=== Directions ===
(1) Check each statement against the court opinion. Answer yes or no for each, and quote the opinion's words that settle it.
(a) Whether a privilege exists is a question of fact.
(b) Absolute privilege protects a defendant against defamatory statements even when they were made with malice.
(c) The immunity has been applied to people other than governmental officials.
(2) Retype the court opinion from "Absolute privilege will" to "Apr. 30, 1998).".

=== Page text ===
* * * * * * *

The individual appellant challenges the district court's ruling that he should be held liable individually and in his corporate capacity for his defamatory statements.
A corporate officer may be individually liable for tortious actions when the officer personally takes part in the commission of the tort. Stelling v. Hanson Silo Co., 563 N.W.2d 286, 290 n. 4 (Minn.App. 1997) (noting negligence cannot be imputed to corporate officer unless officer participated in or directed or was negligent in failing to learn of and prevent the tort); Universal Lending Corp. v. Wirth Cos., 392 N.W.2d 322, 326 (Minn.App. 1986) (noting that officer may be liable for corporation's conversion of another's property if officer actually participated in tortious transaction). This individual liability of an officer for torts he or she actually commits does not depend on whether the plaintiff can produce sufficient evidence to "pierce the corporate veil." In re Dougherty, 482 N.W.2d 485, 490-91 (Minn.App. 1992) (holding plaintiff not required to pierce corporate veil where action was not taken against person solely based on his status as stockholder or officer of corporation), review denied (Minn. June 10, 1992).
Appellant acknowledges that individual liability exists when a corporate officer participates in tortious acts. But he argues that there are no facts showing that he performed his duties with malfeasance, nonfeasance, or misfeasance; instead, he contends that all acts were based on the employment relationship and his performance as president of the corporation, not on his acts as an individual. This argument, however, rests on his reconstruction of the facts. The jury's determination of his malice is supported by the evidence.
6.
Finally, appellants argue that they should have an absolute privilege against liability for defamation as those who are "put in a special position of giving national security information to federal investigators to protect and defend the American public."
Absolute privilege will protect a defendant against defamatory statements, even if made with malice. Bol, 561 N.W.2d at 148. Whether a privilege exists is a question of law. Buchanan v. State, Dep't of Health, 573 N.W.2d 733, 736 (Minn.App. 1998), review denied (Minn. Apr. 30, 1998).
"For absolute privilege to apply, the public interest served must be one of paramount importance, such that it is entitled to protection even at the expense of failing to compensate harm to the defamed person's reputation." Bol, 561 N.W.2d at 149. It is "confined within narrow limits." Mathis v. Kennedy, 243 Minn. 219, 223, 67 N.W.2d 413, 417 (1954) (applying absolute privilege to statements made in course of judicial proceedings). It is generally agreed that "high level" executive officers in state government "have absolute immunity from suit for defamatory statements made in the course of their duties." Carradine v. State, 511 N.W.2d 733, 735 (Minn. 1994). Although this immunity may also apply in some circumstances to "inferior governmental officers," id. (applying to officer for alleged defamatory statements made in arrest report), the supreme court held that it did not attach to the alleged defamatory statements made by a psychologist, even when contained in statutorily mandated reports of child abuse. Bol, 561 N.W.2d at 148-49. The immunity has not yet been applied beyond governmental officials. See id. Instead, the use of a qualified privilege, as occurred here, is appropriate. See Bol, 561 N.W.2d at 149-50 (concluding that protection offered by qualified privilege should apply instead).

* * * * * * *

(Data entries)

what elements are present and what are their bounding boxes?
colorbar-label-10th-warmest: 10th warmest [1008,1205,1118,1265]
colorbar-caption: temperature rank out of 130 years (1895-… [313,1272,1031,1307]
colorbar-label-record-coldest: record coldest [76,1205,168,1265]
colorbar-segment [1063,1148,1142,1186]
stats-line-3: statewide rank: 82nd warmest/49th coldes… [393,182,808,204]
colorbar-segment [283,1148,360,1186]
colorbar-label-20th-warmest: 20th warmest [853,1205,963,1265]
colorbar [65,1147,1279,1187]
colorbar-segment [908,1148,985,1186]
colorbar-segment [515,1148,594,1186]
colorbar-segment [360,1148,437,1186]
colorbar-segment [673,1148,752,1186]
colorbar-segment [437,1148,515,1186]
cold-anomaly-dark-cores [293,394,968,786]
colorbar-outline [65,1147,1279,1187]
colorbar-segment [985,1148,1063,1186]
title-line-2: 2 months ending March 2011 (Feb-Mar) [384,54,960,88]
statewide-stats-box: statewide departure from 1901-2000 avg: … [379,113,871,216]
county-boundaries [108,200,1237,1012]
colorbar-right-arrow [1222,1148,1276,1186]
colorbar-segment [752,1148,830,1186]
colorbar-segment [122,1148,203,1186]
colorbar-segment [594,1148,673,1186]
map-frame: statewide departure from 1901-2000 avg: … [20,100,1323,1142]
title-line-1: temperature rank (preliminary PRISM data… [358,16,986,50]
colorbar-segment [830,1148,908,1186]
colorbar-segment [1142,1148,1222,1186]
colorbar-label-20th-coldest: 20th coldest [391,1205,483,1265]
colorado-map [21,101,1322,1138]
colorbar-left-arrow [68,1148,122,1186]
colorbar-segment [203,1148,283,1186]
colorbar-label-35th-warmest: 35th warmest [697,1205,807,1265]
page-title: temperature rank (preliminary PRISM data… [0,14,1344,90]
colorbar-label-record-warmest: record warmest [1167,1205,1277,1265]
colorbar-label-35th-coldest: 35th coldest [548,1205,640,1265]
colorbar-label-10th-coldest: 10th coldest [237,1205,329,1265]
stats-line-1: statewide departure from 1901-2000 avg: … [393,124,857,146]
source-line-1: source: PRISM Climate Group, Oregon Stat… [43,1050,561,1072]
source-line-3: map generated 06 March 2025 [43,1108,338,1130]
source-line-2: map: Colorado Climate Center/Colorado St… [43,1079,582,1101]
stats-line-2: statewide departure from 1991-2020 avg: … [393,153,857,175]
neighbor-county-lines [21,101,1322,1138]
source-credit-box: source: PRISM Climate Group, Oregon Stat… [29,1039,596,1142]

* * * * * * *

=== Problem solutions ===
(1)
(a) No: "Whether a privilege exists is a question of law."
(b) Yes: "Absolute privilege will protect a defendant against defamatory statements, even if made with malice."
(c) No: "The immunity has not yet been applied beyond governmental officials."

(2)
Absolute privilege will protect a defendant against defamatory statements, even if made with malice. Bol, 561 N.W.2d at 148. Whether a privilege exists is a question of law. Buchanan v. State, Dep't of Health, 573 N.W.2d 733, 736 (Minn.App. 1998), review denied (Minn. Apr. 30, 1998).